Give the entries again exactly, every one of them.

━━━ Data for this exercise ━━━

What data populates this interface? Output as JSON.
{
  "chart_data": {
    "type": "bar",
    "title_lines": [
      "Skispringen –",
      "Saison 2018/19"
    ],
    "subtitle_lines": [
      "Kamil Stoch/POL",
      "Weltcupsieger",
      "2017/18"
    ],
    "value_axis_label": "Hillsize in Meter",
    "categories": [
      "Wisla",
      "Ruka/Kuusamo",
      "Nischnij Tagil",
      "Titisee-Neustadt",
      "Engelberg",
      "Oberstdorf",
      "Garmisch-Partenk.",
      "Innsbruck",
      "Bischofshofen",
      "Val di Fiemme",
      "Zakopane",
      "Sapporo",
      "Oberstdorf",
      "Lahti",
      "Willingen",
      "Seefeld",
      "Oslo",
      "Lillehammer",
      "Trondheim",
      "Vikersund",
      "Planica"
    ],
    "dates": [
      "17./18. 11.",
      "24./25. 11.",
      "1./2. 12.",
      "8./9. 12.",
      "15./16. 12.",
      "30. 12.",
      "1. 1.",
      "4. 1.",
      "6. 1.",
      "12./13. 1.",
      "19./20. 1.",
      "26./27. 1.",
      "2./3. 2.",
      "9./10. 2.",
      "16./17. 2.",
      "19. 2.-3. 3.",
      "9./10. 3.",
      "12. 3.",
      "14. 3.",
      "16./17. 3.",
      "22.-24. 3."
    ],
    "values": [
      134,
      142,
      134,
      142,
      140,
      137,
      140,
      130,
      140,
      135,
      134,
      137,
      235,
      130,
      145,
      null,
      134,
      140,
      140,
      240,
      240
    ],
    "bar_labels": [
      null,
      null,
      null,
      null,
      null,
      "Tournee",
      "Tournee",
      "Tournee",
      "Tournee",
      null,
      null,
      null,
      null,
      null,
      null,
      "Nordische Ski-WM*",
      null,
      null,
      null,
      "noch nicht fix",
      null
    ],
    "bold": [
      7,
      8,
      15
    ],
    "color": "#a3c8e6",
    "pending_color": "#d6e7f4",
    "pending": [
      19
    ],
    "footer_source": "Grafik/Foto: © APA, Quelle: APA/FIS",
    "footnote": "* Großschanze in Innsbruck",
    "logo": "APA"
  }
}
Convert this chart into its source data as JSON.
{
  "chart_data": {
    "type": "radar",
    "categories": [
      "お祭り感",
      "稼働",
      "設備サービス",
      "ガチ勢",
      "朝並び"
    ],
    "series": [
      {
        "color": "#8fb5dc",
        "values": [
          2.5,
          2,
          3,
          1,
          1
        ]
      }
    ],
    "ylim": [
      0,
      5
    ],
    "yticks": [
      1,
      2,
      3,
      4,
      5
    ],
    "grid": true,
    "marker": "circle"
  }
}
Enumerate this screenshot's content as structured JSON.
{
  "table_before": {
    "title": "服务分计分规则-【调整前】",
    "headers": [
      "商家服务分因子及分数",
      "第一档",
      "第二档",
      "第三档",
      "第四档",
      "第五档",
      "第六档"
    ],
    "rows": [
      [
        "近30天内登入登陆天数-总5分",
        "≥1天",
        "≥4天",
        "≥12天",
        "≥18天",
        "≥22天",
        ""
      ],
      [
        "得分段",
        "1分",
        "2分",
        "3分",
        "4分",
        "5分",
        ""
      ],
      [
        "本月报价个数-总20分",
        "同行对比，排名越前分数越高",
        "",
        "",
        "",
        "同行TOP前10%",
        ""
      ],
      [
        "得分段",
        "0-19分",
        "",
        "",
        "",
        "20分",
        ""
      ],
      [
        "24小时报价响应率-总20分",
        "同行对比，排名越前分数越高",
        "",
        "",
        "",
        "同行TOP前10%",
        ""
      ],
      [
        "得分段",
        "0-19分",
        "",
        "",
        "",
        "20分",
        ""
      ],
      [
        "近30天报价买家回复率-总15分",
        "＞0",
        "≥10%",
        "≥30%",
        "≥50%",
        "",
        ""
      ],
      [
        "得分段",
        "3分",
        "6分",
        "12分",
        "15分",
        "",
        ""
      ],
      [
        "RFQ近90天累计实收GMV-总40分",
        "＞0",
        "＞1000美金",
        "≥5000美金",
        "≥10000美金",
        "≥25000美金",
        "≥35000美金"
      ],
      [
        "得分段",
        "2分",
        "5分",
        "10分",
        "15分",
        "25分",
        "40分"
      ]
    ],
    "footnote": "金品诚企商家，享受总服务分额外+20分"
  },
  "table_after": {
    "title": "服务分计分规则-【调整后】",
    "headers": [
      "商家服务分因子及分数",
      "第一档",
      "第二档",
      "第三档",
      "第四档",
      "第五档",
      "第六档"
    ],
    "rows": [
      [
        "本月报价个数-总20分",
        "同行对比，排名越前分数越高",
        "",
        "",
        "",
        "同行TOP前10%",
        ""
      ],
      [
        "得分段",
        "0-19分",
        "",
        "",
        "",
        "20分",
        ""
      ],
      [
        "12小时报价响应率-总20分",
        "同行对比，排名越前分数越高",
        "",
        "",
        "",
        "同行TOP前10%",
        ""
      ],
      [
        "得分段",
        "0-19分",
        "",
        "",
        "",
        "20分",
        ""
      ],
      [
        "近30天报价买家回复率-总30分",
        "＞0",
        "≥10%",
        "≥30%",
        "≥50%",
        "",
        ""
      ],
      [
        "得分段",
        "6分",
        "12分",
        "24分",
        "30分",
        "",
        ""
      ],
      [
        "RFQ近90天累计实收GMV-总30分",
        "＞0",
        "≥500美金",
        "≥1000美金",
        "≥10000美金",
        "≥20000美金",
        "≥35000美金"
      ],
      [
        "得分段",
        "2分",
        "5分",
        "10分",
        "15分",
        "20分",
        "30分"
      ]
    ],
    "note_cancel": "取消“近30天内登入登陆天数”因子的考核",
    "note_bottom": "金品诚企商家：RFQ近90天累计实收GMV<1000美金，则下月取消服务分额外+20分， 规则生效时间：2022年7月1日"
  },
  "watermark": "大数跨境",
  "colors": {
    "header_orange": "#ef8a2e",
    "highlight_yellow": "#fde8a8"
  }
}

━━━

— Result of the exercise —
What data populates this interface? Output as JSON.
{
  "chart_data": {
    "type": "bar",
    "title_lines": [
      "Skispringen –",
      "Saison 2018/19"
    ],
    "subtitle_lines": [
      "Kamil Stoch/POL",
      "Weltcupsieger",
      "2017/18"
    ],
    "value_axis_label": "Hillsize in Meter",
    "categories": [
      "Wisla",
      "Ruka/Kuusamo",
      "Nischnij Tagil",
      "Titisee-Neustadt",
      "Engelberg",
      "Oberstdorf",
      "Garmisch-Partenk.",
      "Innsbruck",
      "Bischofshofen",
      "Val di Fiemme",
      "Zakopane",
      "Sapporo",
      "Oberstdorf",
      "Lahti",
      "Willingen",
      "Seefeld",
      "Oslo",
      "Lillehammer",
      "Trondheim",
      "Vikersund",
      "Planica"
    ],
    "dates": [
      "17./18. 11.",
      "24./25. 11.",
      "1./2. 12.",
      "8./9. 12.",
      "15./16. 12.",
      "30. 12.",
      "1. 1.",
      "4. 1.",
      "6. 1.",
      "12./13. 1.",
      "19./20. 1.",
      "26./27. 1.",
      "2./3. 2.",
      "9./10. 2.",
      "16./17. 2.",
      "19. 2.-3. 3.",
      "9./10. 3.",
      "12. 3.",
      "14. 3.",
      "16./17. 3.",
      "22.-24. 3."
    ],
    "values": [
      134,
      142,
      134,
      142,
      140,
      137,
      140,
      130,
      140,
      135,
      134,
      137,
      235,
      130,
      145,
      null,
      134,
      140,
      140,
      240,
      240
    ],
    "bar_labels": [
      null,
      null,
      null,
      null,
      null,
      "Tournee",
      "Tournee",
      "Tournee",
      "Tournee",
      null,
      null,
      null,
      null,
      null,
      null,
      "Nordische Ski-WM*",
      null,
      null,
      null,
      "noch nicht fix",
      null
    ],
    "bold": [
      7,
      8,
      15
    ],
    "color": "#a3c8e6",
    "pending_color": "#d6e7f4",
    "pending": [
      19
    ],
    "footer_source": "Grafik/Foto: © APA, Quelle: APA/FIS",
    "footnote": "* Großschanze in Innsbruck",
    "logo": "APA"
  }
}
Convert this chart into its source data as JSON.
{
  "chart_data": {
    "type": "radar",
    "categories": [
      "お祭り感",
      "稼働",
      "設備サービス",
      "ガチ勢",
      "朝並び"
    ],
    "series": [
      {
        "color": "#8fb5dc",
        "values": [
          2.5,
          2,
          3,
          1,
          1
        ]
      }
    ],
    "ylim": [
      0,
      5
    ],
    "yticks": [
      1,
      2,
      3,
      4,
      5
    ],
    "grid": true,
    "marker": "circle"
  }
}
Enumerate this screenshot's content as structured JSON.
{
  "table_before": {
    "title": "服务分计分规则-【调整前】",
    "headers": [
      "商家服务分因子及分数",
      "第一档",
      "第二档",
      "第三档",
      "第四档",
      "第五档",
      "第六档"
    ],
    "rows": [
      [
        "近30天内登入登陆天数-总5分",
        "≥1天",
        "≥4天",
        "≥12天",
        "≥18天",
        "≥22天",
        ""
      ],
      [
        "得分段",
        "1分",
        "2分",
        "3分",
        "4分",
        "5分",
        ""
      ],
      [
        "本月报价个数-总20分",
        "同行对比，排名越前分数越高",
        "",
        "",
        "",
        "同行TOP前10%",
        ""
      ],
      [
        "得分段",
        "0-19分",
        "",
        "",
        "",
        "20分",
        ""
      ],
      [
        "24小时报价响应率-总20分",
        "同行对比，排名越前分数越高",
        "",
        "",
        "",
        "同行TOP前10%",
        ""
      ],
      [
        "得分段",
        "0-19分",
        "",
        "",
        "",
        "20分",
        ""
      ],
      [
        "近30天报价买家回复率-总15分",
        "＞0",
        "≥10%",
        "≥30%",
        "≥50%",
        "",
        ""
      ],
      [
        "得分段",
        "3分",
        "6分",
        "12分",
        "15分",
        "",
        ""
      ],
      [
        "RFQ近90天累计实收GMV-总40分",
        "＞0",
        "＞1000美金",
        "≥5000美金",
        "≥10000美金",
        "≥25000美金",
        "≥35000美金"
      ],
      [
        "得分段",
        "2分",
        "5分",
        "10分",
        "15分",
        "25分",
        "40分"
      ]
    ],
    "footnote": "金品诚企商家，享受总服务分额外+20分"
  },
  "table_after": {
    "title": "服务分计分规则-【调整后】",
    "headers": [
      "商家服务分因子及分数",
      "第一档",
      "第二档",
      "第三档",
      "第四档",
      "第五档",
      "第六档"
    ],
    "rows": [
      [
        "本月报价个数-总20分",
        "同行对比，排名越前分数越高",
        "",
        "",
        "",
        "同行TOP前10%",
        ""
      ],
      [
        "得分段",
        "0-19分",
        "",
        "",
        "",
        "20分",
        ""
      ],
      [
        "12小时报价响应率-总20分",
        "同行对比，排名越前分数越高",
        "",
        "",
        "",
        "同行TOP前10%",
        ""
      ],
      [
        "得分段",
        "0-19分",
        "",
        "",
        "",
        "20分",
        ""
      ],
      [
        "近30天报价买家回复率-总30分",
        "＞0",
        "≥10%",
        "≥30%",
        "≥50%",
        "",
        ""
      ],
      [
        "得分段",
        "6分",
        "12分",
        "24分",
        "30分",
        "",
        ""
      ],
      [
        "RFQ近90天累计实收GMV-总30分",
        "＞0",
        "≥500美金",
        "≥1000美金",
        "≥10000美金",
        "≥20000美金",
        "≥35000美金"
      ],
      [
        "得分段",
        "2分",
        "5分",
        "10分",
        "15分",
        "20分",
        "30分"
      ]
    ],
    "note_cancel": "取消“近30天内登入登陆天数”因子的考核",
    "note_bottom": "金品诚企商家：RFQ近90天累计实收GMV<1000美金，则下月取消服务分额外+20分， 规则生效时间：2022年7月1日"
  },
  "watermark": "大数跨境",
  "colors": {
    "header_orange": "#ef8a2e",
    "highlight_yellow": "#fde8a8"
  }
}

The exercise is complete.